** START OF SUPPLIED INFORMATION **
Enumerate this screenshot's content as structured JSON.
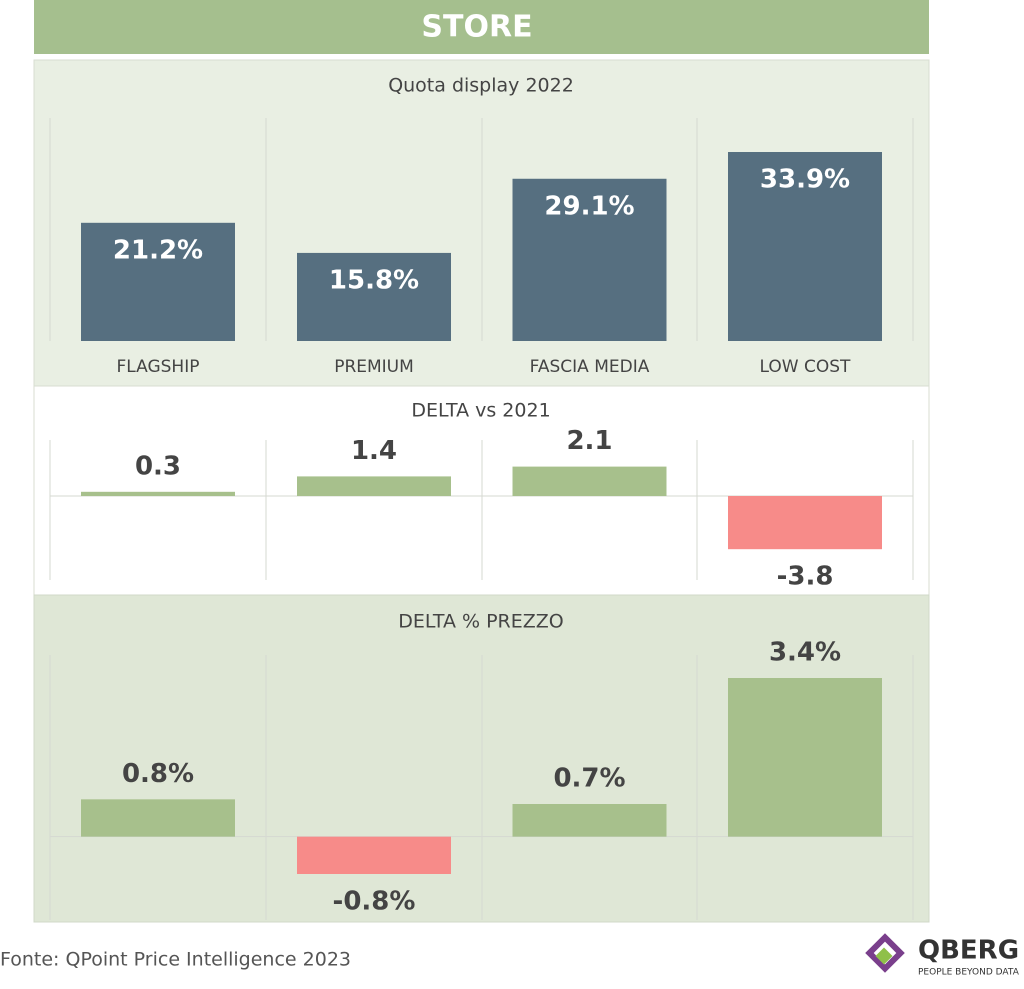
{
  "header": {
    "title": "STORE"
  },
  "chart_data": [
    {
      "type": "bar",
      "title": "Quota display 2022",
      "categories": [
        "FLAGSHIP",
        "PREMIUM",
        "FASCIA MEDIA",
        "LOW COST"
      ],
      "values": [
        21.2,
        15.8,
        29.1,
        33.9
      ],
      "value_labels": [
        "21.2%",
        "15.8%",
        "29.1%",
        "33.9%"
      ],
      "color": "#566f80",
      "labels_inside": true,
      "ylim": [
        0,
        40
      ]
    },
    {
      "type": "bar",
      "title": "DELTA vs 2021",
      "values": [
        0.3,
        1.4,
        2.1,
        -3.8
      ],
      "positive_color": "#a7c08c",
      "negative_color": "#f78b89",
      "ylim": [
        -6,
        4
      ]
    },
    {
      "type": "bar",
      "title": "DELTA % PREZZO",
      "values": [
        0.8,
        -0.8,
        0.7,
        3.4
      ],
      "value_labels": [
        "0.8%",
        "-0.8%",
        "0.7%",
        "3.4%"
      ],
      "positive_color": "#a7c08c",
      "negative_color": "#f78b89",
      "ylim": [
        -2,
        4
      ]
    }
  ],
  "footer": {
    "source": "Fonte: QPoint Price Intelligence 2023",
    "logo": "QBERG",
    "tagline": "PEOPLE BEYOND DATA"
  }
}
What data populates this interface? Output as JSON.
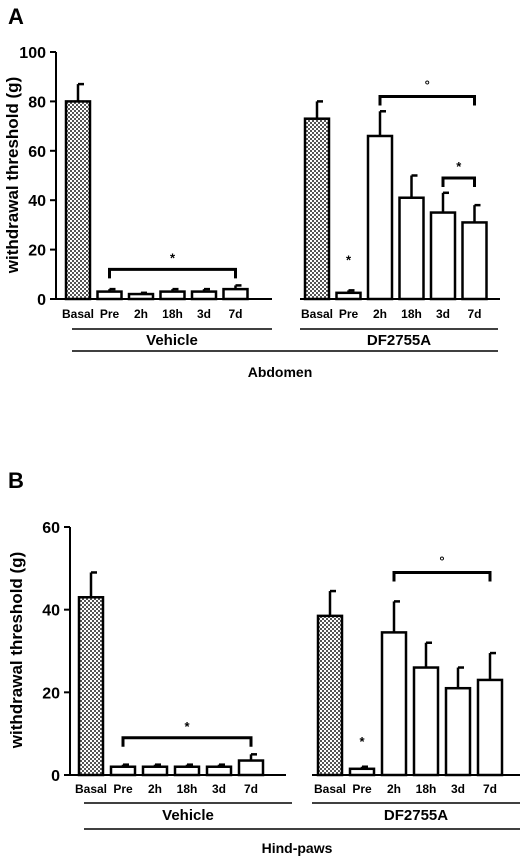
{
  "chart_data": [
    {
      "type": "bar",
      "panel": "A",
      "ylabel": "withdrawal threshold (g)",
      "ylim": [
        0,
        100
      ],
      "yticks": [
        "0",
        "20",
        "40",
        "60",
        "80",
        "100"
      ],
      "groups": [
        {
          "name": "Vehicle",
          "categories": [
            "Basal",
            "Pre",
            "2h",
            "18h",
            "3d",
            "7d"
          ],
          "values": [
            80,
            3,
            2,
            3,
            3,
            4
          ],
          "errors": [
            7,
            1,
            0.5,
            1,
            1,
            1.5
          ],
          "patterns": [
            "hatched",
            "open",
            "open",
            "open",
            "open",
            "open"
          ]
        },
        {
          "name": "DF2755A",
          "categories": [
            "Basal",
            "Pre",
            "2h",
            "18h",
            "3d",
            "7d"
          ],
          "values": [
            73,
            2.5,
            66,
            41,
            35,
            31
          ],
          "errors": [
            7,
            1,
            10,
            9,
            8,
            7
          ],
          "patterns": [
            "hatched",
            "open",
            "open",
            "open",
            "open",
            "open"
          ]
        }
      ],
      "section_label": "Abdomen",
      "annotations": [
        {
          "mark": "*",
          "group": 0,
          "from": 1,
          "to": 5,
          "at": 12
        },
        {
          "mark": "*",
          "group": 1,
          "over": 1,
          "at": 14
        },
        {
          "mark": "°",
          "group": 1,
          "from": 2,
          "to": 5,
          "at": 82
        },
        {
          "mark": "*",
          "group": 1,
          "from": 4,
          "to": 5,
          "at": 49
        }
      ]
    },
    {
      "type": "bar",
      "panel": "B",
      "ylabel": "withdrawal threshold (g)",
      "ylim": [
        0,
        60
      ],
      "yticks": [
        "0",
        "20",
        "40",
        "60"
      ],
      "groups": [
        {
          "name": "Vehicle",
          "categories": [
            "Basal",
            "Pre",
            "2h",
            "18h",
            "3d",
            "7d"
          ],
          "values": [
            43,
            2,
            2,
            2,
            2,
            3.5
          ],
          "errors": [
            6,
            0.5,
            0.5,
            0.5,
            0.5,
            1.5
          ],
          "patterns": [
            "hatched",
            "open",
            "open",
            "open",
            "open",
            "open"
          ]
        },
        {
          "name": "DF2755A",
          "categories": [
            "Basal",
            "Pre",
            "2h",
            "18h",
            "3d",
            "7d"
          ],
          "values": [
            38.5,
            1.5,
            34.5,
            26,
            21,
            23
          ],
          "errors": [
            6,
            0.5,
            7.5,
            6,
            5,
            6.5
          ],
          "patterns": [
            "hatched",
            "open",
            "open",
            "open",
            "open",
            "open"
          ]
        }
      ],
      "section_label": "Hind-paws",
      "annotations": [
        {
          "mark": "*",
          "group": 0,
          "from": 1,
          "to": 5,
          "at": 9
        },
        {
          "mark": "*",
          "group": 1,
          "over": 1,
          "at": 7
        },
        {
          "mark": "°",
          "group": 1,
          "from": 2,
          "to": 5,
          "at": 49
        }
      ]
    }
  ],
  "colors": {
    "ink": "#000000",
    "bar_fill": "#ffffff",
    "hatch": "#555555"
  }
}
** END OF SUPPLIED INFORMATION **
Keep the pictures out of the copy and write out the data exactly as it stands.

Enumerate this screenshot's content as structured JSON.
{
  "header": {
    "title": "STORE"
  },
  "chart_data": [
    {
      "type": "bar",
      "title": "Quota display 2022",
      "categories": [
        "FLAGSHIP",
        "PREMIUM",
        "FASCIA MEDIA",
        "LOW COST"
      ],
      "values": [
        21.2,
        15.8,
        29.1,
        33.9
      ],
      "value_labels": [
        "21.2%",
        "15.8%",
        "29.1%",
        "33.9%"
      ],
      "color": "#566f80",
      "labels_inside": true,
      "ylim": [
        0,
        40
      ]
    },
    {
      "type": "bar",
      "title": "DELTA vs 2021",
      "values": [
        0.3,
        1.4,
        2.1,
        -3.8
      ],
      "positive_color": "#a7c08c",
      "negative_color": "#f78b89",
      "ylim": [
        -6,
        4
      ]
    },
    {
      "type": "bar",
      "title": "DELTA % PREZZO",
      "values": [
        0.8,
        -0.8,
        0.7,
        3.4
      ],
      "value_labels": [
        "0.8%",
        "-0.8%",
        "0.7%",
        "3.4%"
      ],
      "positive_color": "#a7c08c",
      "negative_color": "#f78b89",
      "ylim": [
        -2,
        4
      ]
    }
  ],
  "footer": {
    "source": "Fonte: QPoint Price Intelligence 2023",
    "logo": "QBERG",
    "tagline": "PEOPLE BEYOND DATA"
  }
}
What data populates this interface? Output as JSON.
{
  "chart_data": [
    {
      "type": "bar",
      "panel": "A",
      "ylabel": "withdrawal threshold (g)",
      "ylim": [
        0,
        100
      ],
      "yticks": [
        "0",
        "20",
        "40",
        "60",
        "80",
        "100"
      ],
      "groups": [
        {
          "name": "Vehicle",
          "categories": [
            "Basal",
            "Pre",
            "2h",
            "18h",
            "3d",
            "7d"
          ],
          "values": [
            80,
            3,
            2,
            3,
            3,
            4
          ],
          "errors": [
            7,
            1,
            0.5,
            1,
            1,
            1.5
          ],
          "patterns": [
            "hatched",
            "open",
            "open",
            "open",
            "open",
            "open"
          ]
        },
        {
          "name": "DF2755A",
          "categories": [
            "Basal",
            "Pre",
            "2h",
            "18h",
            "3d",
            "7d"
          ],
          "values": [
            73,
            2.5,
            66,
            41,
            35,
            31
          ],
          "errors": [
            7,
            1,
            10,
            9,
            8,
            7
          ],
          "patterns": [
            "hatched",
            "open",
            "open",
            "open",
            "open",
            "open"
          ]
        }
      ],
      "section_label": "Abdomen",
      "annotations": [
        {
          "mark": "*",
          "group": 0,
          "from": 1,
          "to": 5,
          "at": 12
        },
        {
          "mark": "*",
          "group": 1,
          "over": 1,
          "at": 14
        },
        {
          "mark": "°",
          "group": 1,
          "from": 2,
          "to": 5,
          "at": 82
        },
        {
          "mark": "*",
          "group": 1,
          "from": 4,
          "to": 5,
          "at": 49
        }
      ]
    },
    {
      "type": "bar",
      "panel": "B",
      "ylabel": "withdrawal threshold (g)",
      "ylim": [
        0,
        60
      ],
      "yticks": [
        "0",
        "20",
        "40",
        "60"
      ],
      "groups": [
        {
          "name": "Vehicle",
          "categories": [
            "Basal",
            "Pre",
            "2h",
            "18h",
            "3d",
            "7d"
          ],
          "values": [
            43,
            2,
            2,
            2,
            2,
            3.5
          ],
          "errors": [
            6,
            0.5,
            0.5,
            0.5,
            0.5,
            1.5
          ],
          "patterns": [
            "hatched",
            "open",
            "open",
            "open",
            "open",
            "open"
          ]
        },
        {
          "name": "DF2755A",
          "categories": [
            "Basal",
            "Pre",
            "2h",
            "18h",
            "3d",
            "7d"
          ],
          "values": [
            38.5,
            1.5,
            34.5,
            26,
            21,
            23
          ],
          "errors": [
            6,
            0.5,
            7.5,
            6,
            5,
            6.5
          ],
          "patterns": [
            "hatched",
            "open",
            "open",
            "open",
            "open",
            "open"
          ]
        }
      ],
      "section_label": "Hind-paws",
      "annotations": [
        {
          "mark": "*",
          "group": 0,
          "from": 1,
          "to": 5,
          "at": 9
        },
        {
          "mark": "*",
          "group": 1,
          "over": 1,
          "at": 7
        },
        {
          "mark": "°",
          "group": 1,
          "from": 2,
          "to": 5,
          "at": 49
        }
      ]
    }
  ],
  "colors": {
    "ink": "#000000",
    "bar_fill": "#ffffff",
    "hatch": "#555555"
  }
}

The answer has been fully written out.